Goal ▸
Print the lines of material from the line containing "I need the location" to the line containing "svg-text:R4: R4 [310,250,321,260]", both included, with no changes.

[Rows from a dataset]
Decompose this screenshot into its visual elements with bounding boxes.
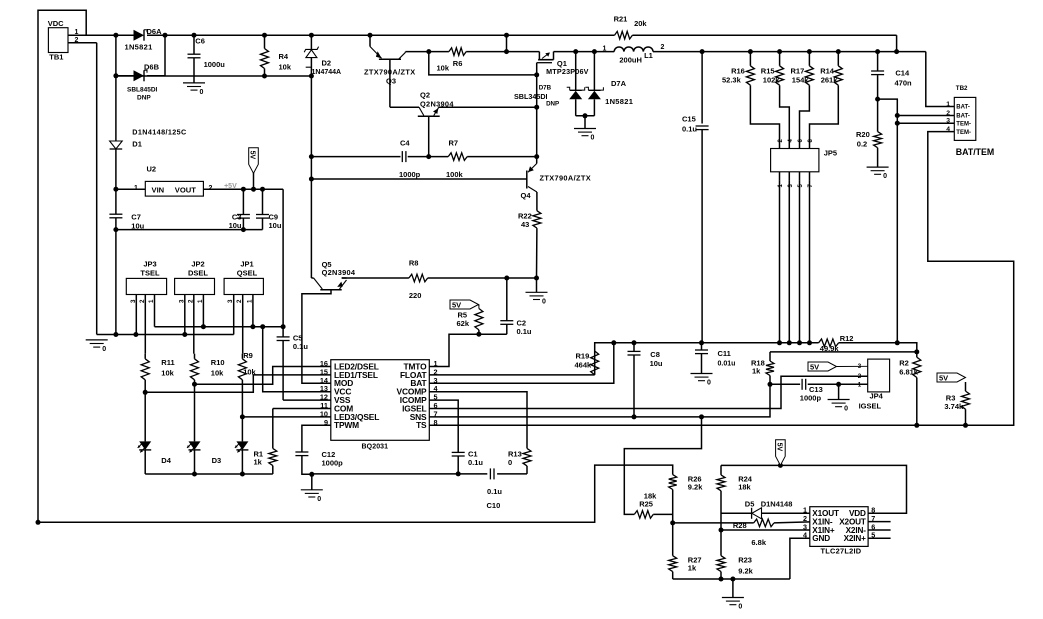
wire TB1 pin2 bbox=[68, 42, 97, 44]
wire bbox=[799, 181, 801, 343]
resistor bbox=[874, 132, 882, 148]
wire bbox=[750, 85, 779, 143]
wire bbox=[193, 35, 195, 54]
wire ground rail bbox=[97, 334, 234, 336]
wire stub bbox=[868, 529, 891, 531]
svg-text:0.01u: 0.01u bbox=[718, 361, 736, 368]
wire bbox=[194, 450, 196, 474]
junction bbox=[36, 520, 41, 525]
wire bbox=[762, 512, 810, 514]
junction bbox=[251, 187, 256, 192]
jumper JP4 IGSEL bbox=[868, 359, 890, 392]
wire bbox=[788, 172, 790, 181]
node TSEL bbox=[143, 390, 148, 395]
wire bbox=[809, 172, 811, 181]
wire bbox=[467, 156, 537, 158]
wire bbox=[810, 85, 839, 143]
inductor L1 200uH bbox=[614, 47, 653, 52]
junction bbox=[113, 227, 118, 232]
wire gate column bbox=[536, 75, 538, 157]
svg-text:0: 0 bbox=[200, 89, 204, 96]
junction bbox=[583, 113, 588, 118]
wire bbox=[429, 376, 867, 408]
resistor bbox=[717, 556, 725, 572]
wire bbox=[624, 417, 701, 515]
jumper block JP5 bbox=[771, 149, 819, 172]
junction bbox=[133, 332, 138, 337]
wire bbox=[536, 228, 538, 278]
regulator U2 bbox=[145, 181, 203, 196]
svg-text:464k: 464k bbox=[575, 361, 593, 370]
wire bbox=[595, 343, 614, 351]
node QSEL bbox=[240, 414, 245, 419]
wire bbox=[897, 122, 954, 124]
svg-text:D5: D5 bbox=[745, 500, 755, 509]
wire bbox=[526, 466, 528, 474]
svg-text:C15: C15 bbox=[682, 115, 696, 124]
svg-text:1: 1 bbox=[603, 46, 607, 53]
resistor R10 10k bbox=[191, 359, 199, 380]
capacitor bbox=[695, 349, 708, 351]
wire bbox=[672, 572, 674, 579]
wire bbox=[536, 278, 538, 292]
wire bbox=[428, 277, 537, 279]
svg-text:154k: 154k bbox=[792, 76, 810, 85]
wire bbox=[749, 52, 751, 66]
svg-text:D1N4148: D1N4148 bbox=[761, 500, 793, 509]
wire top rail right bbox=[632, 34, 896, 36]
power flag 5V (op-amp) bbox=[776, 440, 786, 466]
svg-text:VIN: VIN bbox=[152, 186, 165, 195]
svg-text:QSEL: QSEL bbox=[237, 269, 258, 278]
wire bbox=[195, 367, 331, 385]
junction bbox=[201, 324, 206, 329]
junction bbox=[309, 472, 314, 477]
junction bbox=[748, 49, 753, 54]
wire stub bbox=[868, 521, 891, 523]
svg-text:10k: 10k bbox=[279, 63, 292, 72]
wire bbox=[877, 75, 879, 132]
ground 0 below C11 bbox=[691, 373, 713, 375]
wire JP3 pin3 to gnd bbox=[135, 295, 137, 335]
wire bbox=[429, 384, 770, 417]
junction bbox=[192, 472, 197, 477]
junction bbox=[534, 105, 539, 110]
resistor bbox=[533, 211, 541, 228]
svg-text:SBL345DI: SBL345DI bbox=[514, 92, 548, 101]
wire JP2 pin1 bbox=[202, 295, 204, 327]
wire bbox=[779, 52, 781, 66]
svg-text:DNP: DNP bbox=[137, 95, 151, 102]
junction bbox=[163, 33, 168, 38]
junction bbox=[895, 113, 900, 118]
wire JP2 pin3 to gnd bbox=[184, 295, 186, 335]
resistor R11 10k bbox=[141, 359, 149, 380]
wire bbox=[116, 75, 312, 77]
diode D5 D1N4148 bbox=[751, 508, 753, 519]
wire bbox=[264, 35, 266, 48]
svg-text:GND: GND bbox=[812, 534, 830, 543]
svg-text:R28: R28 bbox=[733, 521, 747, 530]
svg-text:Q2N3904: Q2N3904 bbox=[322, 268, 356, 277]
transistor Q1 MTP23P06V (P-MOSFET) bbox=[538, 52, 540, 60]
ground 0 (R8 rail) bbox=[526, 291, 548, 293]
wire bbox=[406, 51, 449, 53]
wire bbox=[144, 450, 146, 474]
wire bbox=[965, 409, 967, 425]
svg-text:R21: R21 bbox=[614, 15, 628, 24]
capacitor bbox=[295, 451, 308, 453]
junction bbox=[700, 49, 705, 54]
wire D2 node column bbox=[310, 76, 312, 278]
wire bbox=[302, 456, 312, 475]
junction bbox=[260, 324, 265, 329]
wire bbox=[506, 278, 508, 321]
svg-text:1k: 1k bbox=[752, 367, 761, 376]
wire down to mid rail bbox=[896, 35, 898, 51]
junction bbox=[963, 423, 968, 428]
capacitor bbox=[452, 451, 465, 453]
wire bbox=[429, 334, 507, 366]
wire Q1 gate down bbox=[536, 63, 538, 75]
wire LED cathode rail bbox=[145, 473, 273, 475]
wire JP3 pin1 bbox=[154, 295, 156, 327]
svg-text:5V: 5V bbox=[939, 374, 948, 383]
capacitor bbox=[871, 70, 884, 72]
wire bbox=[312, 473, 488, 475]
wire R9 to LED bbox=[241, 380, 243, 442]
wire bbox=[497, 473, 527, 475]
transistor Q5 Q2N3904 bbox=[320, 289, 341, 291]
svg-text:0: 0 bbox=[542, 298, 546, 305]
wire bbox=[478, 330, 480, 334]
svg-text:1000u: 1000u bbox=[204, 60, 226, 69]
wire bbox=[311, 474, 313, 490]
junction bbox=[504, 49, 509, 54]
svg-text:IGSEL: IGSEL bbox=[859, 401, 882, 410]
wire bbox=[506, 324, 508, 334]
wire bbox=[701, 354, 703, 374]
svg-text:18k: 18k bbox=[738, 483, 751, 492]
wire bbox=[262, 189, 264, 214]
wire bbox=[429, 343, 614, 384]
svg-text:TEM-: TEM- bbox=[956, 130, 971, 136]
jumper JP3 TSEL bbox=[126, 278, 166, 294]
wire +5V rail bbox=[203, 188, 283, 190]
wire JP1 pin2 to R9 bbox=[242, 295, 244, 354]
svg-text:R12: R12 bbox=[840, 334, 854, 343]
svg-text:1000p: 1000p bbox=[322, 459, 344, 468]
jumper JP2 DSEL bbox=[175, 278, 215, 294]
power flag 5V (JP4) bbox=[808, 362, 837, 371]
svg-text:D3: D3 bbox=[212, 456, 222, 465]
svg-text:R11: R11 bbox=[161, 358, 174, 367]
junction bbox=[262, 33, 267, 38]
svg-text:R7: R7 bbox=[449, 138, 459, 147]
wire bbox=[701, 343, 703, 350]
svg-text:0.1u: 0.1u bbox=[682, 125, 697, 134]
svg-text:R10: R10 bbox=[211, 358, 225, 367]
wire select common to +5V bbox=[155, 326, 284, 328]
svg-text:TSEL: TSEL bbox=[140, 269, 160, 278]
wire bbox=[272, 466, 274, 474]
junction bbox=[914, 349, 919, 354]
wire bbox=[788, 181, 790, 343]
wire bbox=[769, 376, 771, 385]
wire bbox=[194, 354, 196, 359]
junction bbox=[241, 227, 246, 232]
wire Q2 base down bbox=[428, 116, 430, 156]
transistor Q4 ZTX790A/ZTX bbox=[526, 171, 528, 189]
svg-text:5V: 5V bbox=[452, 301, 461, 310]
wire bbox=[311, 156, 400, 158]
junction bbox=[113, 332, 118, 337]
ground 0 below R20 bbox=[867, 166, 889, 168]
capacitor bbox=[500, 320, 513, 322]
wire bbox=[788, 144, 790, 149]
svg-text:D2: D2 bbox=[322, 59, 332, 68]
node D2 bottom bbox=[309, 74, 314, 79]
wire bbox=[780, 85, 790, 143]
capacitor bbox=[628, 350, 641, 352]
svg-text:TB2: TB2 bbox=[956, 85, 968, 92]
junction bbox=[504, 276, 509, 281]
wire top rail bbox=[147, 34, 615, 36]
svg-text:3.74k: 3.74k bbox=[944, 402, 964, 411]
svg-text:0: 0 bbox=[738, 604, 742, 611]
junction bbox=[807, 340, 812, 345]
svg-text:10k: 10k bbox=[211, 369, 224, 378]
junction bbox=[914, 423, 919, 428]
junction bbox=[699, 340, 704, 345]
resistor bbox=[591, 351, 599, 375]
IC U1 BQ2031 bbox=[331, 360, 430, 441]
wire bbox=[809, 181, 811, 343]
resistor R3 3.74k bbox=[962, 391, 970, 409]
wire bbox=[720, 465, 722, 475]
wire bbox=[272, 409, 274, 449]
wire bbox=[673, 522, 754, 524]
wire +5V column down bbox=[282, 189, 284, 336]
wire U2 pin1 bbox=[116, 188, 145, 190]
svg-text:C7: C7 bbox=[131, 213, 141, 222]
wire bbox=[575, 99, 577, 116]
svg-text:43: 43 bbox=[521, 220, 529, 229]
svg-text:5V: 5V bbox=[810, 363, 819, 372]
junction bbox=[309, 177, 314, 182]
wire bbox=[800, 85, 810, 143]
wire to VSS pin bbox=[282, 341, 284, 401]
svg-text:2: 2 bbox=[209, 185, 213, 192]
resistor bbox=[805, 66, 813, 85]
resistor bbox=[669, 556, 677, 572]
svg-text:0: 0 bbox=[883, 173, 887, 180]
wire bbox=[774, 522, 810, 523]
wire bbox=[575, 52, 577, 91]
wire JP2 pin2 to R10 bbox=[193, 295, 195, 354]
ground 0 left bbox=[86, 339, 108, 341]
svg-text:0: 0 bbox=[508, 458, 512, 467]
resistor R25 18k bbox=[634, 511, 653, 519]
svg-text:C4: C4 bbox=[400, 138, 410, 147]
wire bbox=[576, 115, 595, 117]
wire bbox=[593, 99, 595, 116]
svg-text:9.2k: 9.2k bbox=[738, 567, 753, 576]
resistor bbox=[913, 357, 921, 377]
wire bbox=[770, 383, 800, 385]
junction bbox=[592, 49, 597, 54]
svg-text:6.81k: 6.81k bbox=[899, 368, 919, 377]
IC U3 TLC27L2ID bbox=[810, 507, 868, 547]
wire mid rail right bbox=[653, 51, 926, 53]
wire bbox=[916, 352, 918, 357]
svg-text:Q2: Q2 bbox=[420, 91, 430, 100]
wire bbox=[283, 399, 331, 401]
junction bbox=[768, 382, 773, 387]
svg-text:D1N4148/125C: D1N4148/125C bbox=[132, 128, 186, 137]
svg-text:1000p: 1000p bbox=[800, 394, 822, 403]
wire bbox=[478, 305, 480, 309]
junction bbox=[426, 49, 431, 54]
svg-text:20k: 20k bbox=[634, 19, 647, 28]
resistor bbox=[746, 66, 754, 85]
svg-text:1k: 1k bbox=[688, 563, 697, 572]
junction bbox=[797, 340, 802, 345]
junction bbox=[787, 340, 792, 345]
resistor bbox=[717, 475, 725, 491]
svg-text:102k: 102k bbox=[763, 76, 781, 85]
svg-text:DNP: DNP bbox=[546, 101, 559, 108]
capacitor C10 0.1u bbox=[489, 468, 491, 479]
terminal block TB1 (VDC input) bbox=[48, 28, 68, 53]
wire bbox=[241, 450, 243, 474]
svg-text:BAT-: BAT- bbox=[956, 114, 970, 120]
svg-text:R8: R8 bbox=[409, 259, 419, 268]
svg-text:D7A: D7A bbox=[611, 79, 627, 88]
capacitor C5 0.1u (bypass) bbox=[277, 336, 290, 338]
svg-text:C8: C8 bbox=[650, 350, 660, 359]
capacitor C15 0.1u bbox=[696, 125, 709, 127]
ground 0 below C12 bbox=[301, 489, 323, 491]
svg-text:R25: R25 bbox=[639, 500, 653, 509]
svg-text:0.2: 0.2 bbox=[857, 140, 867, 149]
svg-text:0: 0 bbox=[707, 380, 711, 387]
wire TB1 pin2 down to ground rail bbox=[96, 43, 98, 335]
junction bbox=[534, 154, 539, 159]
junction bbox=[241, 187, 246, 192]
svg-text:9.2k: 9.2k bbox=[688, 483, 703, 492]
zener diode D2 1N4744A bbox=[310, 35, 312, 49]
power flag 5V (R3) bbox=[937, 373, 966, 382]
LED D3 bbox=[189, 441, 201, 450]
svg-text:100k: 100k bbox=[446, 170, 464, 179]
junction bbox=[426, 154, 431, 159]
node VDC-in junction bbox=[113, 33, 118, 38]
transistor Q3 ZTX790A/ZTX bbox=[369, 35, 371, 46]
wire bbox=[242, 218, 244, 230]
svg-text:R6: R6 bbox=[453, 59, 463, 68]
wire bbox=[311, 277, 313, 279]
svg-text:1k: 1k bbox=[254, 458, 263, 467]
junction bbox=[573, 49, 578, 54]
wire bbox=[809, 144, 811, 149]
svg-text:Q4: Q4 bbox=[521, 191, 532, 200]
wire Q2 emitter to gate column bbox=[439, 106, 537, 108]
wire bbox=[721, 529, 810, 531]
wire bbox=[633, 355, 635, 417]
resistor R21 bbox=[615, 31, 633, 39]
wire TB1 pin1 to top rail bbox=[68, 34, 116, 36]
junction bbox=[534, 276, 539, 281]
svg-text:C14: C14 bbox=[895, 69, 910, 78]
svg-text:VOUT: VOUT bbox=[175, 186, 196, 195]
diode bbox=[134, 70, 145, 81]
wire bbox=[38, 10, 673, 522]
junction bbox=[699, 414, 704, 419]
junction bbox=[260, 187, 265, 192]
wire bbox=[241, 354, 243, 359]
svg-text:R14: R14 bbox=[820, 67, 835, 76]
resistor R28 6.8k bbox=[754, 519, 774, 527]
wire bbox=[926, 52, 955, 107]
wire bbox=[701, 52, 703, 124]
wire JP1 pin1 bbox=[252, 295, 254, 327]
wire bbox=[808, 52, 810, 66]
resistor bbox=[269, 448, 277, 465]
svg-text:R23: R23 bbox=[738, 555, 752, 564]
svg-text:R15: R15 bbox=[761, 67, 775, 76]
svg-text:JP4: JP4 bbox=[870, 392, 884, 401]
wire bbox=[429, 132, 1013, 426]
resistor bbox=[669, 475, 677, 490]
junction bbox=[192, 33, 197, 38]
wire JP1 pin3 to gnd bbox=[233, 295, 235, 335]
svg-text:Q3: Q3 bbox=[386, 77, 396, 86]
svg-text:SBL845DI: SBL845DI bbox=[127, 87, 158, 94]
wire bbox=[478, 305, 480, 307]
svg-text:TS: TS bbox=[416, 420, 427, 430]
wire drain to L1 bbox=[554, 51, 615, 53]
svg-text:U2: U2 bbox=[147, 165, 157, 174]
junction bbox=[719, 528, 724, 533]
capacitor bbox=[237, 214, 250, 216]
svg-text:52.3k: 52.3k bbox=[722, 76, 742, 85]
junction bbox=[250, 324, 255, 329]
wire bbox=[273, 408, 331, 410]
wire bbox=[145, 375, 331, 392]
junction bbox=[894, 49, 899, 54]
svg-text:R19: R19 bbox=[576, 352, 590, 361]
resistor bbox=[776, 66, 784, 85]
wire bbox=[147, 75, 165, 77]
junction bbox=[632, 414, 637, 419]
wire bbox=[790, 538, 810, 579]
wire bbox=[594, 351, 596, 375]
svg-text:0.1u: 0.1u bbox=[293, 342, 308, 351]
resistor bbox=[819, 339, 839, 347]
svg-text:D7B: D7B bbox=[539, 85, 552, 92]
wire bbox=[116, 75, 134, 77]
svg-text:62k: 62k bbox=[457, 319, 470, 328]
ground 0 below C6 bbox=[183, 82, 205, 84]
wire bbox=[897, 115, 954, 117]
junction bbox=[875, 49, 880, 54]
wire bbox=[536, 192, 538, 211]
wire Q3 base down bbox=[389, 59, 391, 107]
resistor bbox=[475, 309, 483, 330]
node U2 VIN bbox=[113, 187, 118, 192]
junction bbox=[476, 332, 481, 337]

* * *

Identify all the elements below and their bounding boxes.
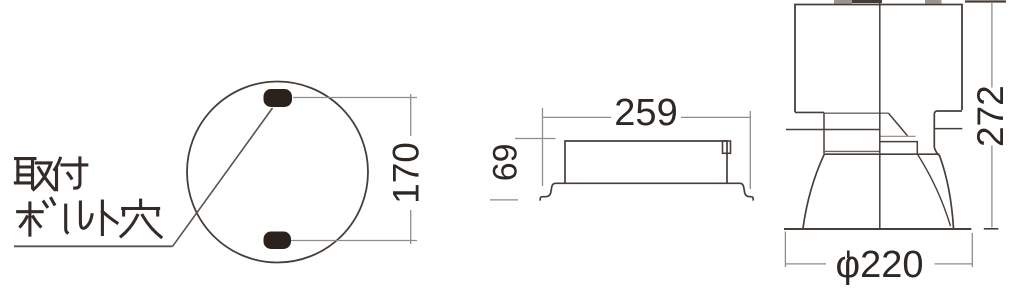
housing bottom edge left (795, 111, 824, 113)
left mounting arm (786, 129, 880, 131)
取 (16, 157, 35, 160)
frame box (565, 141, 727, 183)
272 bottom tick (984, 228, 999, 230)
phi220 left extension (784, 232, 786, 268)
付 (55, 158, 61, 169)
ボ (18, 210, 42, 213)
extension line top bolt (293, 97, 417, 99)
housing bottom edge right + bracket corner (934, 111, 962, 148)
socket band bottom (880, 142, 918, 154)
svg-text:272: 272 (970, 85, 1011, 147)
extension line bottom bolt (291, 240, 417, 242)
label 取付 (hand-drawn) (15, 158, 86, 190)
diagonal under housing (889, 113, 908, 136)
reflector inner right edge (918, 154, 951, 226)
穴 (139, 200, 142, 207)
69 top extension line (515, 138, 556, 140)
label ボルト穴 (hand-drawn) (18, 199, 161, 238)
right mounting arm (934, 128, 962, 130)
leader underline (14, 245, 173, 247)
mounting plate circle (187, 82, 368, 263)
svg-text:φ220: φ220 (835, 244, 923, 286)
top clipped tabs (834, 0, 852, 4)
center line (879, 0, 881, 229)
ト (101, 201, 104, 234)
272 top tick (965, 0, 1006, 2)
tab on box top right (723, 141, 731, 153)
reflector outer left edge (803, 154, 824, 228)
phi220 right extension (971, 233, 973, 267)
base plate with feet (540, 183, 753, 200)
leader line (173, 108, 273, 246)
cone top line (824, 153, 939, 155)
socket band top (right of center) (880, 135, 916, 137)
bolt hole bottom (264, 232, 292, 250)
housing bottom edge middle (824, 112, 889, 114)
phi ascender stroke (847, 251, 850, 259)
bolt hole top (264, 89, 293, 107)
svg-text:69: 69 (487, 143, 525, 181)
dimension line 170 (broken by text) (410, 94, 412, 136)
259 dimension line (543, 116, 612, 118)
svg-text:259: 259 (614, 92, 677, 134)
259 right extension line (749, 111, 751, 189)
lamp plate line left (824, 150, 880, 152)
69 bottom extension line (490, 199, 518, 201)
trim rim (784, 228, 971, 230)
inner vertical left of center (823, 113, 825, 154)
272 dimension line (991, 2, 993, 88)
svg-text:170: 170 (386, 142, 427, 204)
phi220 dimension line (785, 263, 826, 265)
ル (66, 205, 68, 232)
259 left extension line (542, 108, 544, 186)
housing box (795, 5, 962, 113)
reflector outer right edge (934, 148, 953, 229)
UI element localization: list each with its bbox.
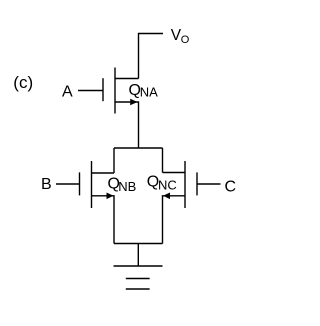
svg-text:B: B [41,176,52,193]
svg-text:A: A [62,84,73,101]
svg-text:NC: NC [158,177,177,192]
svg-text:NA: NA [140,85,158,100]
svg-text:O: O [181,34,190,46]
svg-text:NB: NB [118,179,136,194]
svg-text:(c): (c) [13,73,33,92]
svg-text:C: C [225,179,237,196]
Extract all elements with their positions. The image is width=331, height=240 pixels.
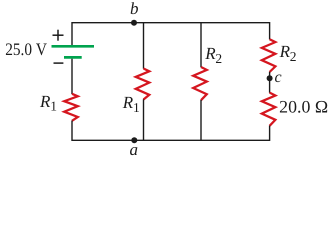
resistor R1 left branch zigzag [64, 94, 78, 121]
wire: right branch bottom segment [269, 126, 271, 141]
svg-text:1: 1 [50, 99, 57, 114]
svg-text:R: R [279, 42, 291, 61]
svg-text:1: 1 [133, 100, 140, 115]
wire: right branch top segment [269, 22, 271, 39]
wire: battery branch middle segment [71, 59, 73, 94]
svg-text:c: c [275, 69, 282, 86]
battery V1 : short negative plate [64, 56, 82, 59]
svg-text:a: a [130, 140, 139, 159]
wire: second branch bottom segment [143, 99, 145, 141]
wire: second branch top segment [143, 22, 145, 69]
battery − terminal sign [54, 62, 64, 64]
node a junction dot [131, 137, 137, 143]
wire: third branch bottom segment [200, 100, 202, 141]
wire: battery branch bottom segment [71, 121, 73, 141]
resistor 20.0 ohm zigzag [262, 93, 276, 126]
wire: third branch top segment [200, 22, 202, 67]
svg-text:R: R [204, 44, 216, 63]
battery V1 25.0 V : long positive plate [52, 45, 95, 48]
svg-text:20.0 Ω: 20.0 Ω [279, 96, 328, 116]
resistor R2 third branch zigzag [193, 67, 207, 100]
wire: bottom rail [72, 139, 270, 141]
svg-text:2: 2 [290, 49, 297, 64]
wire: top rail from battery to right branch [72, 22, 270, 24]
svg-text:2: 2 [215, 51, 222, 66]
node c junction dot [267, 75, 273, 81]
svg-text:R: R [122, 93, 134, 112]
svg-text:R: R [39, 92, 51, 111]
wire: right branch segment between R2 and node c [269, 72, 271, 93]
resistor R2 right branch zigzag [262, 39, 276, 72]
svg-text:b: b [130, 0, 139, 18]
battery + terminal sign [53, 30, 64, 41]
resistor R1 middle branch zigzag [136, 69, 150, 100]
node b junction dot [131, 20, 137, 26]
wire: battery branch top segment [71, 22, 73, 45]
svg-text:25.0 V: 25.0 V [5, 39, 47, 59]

==

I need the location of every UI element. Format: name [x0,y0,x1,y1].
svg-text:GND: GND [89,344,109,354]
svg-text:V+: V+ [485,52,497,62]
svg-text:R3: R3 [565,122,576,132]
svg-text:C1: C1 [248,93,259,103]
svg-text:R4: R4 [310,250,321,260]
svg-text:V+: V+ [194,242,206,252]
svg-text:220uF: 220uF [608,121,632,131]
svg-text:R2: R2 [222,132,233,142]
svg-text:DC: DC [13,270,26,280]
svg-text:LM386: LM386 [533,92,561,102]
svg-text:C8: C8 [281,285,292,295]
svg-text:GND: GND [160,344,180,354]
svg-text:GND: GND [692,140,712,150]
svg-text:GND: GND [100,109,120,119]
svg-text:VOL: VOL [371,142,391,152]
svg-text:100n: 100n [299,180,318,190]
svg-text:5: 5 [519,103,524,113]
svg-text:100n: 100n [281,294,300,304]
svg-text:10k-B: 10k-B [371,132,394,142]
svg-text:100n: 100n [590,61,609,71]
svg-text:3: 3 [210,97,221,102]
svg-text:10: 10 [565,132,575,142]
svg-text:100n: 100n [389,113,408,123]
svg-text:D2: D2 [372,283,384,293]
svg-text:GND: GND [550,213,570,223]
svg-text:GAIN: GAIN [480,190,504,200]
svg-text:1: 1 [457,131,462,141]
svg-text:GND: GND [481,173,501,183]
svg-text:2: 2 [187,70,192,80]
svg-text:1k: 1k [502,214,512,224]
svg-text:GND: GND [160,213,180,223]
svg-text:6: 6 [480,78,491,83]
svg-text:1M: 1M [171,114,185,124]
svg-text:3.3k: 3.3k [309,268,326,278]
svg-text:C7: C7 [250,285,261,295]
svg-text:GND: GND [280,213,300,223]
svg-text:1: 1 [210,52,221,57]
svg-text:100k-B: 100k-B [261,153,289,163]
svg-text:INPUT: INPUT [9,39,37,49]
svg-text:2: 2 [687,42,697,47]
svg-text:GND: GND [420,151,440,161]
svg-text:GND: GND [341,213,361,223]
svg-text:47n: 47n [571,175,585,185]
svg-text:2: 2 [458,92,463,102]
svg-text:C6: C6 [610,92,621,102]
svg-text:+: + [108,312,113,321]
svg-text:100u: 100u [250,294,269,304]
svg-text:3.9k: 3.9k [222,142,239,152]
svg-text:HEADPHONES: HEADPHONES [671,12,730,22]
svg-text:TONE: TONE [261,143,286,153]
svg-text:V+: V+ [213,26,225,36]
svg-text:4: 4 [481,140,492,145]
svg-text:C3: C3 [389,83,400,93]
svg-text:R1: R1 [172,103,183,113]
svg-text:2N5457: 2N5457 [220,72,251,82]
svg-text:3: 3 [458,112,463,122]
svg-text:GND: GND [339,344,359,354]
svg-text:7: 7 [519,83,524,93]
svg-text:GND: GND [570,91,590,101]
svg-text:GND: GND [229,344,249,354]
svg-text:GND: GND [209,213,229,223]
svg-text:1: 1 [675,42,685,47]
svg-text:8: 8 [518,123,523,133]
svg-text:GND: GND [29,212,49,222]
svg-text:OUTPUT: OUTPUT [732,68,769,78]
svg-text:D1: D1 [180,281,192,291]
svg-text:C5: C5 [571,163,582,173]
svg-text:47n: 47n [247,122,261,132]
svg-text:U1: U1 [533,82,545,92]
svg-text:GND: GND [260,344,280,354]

Solution to this problem ▸
I need the location of every UI element. Format: name [x0,y0,x1,y1].
svg-text:GND: GND [89,344,109,354]
svg-text:V+: V+ [485,52,497,62]
svg-text:R3: R3 [565,122,576,132]
svg-text:C1: C1 [248,93,259,103]
svg-text:R4: R4 [310,250,321,260]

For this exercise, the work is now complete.